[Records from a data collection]
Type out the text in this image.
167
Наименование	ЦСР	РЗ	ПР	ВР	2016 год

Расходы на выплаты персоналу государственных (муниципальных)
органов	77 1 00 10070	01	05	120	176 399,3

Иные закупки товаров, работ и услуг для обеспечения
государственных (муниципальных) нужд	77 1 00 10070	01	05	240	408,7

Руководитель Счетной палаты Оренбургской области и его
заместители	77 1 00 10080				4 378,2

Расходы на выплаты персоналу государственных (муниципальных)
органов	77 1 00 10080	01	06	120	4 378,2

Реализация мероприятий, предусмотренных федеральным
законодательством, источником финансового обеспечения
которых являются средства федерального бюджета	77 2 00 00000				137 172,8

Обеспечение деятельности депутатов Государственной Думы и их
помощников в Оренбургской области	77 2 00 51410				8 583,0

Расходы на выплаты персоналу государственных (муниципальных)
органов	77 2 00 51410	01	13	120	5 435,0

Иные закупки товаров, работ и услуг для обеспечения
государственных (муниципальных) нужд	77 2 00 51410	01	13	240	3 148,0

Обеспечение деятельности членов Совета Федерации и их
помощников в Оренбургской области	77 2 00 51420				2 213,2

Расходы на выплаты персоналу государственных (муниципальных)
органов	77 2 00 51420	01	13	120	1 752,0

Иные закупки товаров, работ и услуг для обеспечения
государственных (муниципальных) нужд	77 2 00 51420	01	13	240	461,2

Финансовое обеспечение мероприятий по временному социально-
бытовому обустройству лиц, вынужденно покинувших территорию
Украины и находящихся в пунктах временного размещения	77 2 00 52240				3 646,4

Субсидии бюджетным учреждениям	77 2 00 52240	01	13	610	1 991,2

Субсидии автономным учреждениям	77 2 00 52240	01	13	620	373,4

* Your objective *
Reproduce the material precisely, including every line.

* Result below *
Type out the text in this image.
167
Наименование	ЦСР	РЗ	ПР	ВР	2016 год

Расходы на выплаты персоналу государственных (муниципальных)
органов	77 1 00 10070	01	05	120	176 399,3

Иные закупки товаров, работ и услуг для обеспечения
государственных (муниципальных) нужд	77 1 00 10070	01	05	240	408,7

Руководитель Счетной палаты Оренбургской области и его
заместители	77 1 00 10080				4 378,2

Расходы на выплаты персоналу государственных (муниципальных)
органов	77 1 00 10080	01	06	120	4 378,2

Реализация мероприятий, предусмотренных федеральным
законодательством, источником финансового обеспечения
которых являются средства федерального бюджета	77 2 00 00000				137 172,8

Обеспечение деятельности депутатов Государственной Думы и их
помощников в Оренбургской области	77 2 00 51410				8 583,0

Расходы на выплаты персоналу государственных (муниципальных)
органов	77 2 00 51410	01	13	120	5 435,0

Иные закупки товаров, работ и услуг для обеспечения
государственных (муниципальных) нужд	77 2 00 51410	01	13	240	3 148,0

Обеспечение деятельности членов Совета Федерации и их
помощников в Оренбургской области	77 2 00 51420				2 213,2

Расходы на выплаты персоналу государственных (муниципальных)
органов	77 2 00 51420	01	13	120	1 752,0

Иные закупки товаров, работ и услуг для обеспечения
государственных (муниципальных) нужд	77 2 00 51420	01	13	240	461,2

Финансовое обеспечение мероприятий по временному социально-
бытовому обустройству лиц, вынужденно покинувших территорию
Украины и находящихся в пунктах временного размещения	77 2 00 52240				3 646,4

Субсидии бюджетным учреждениям	77 2 00 52240	01	13	610	1 991,2

Субсидии автономным учреждениям	77 2 00 52240	01	13	620	373,4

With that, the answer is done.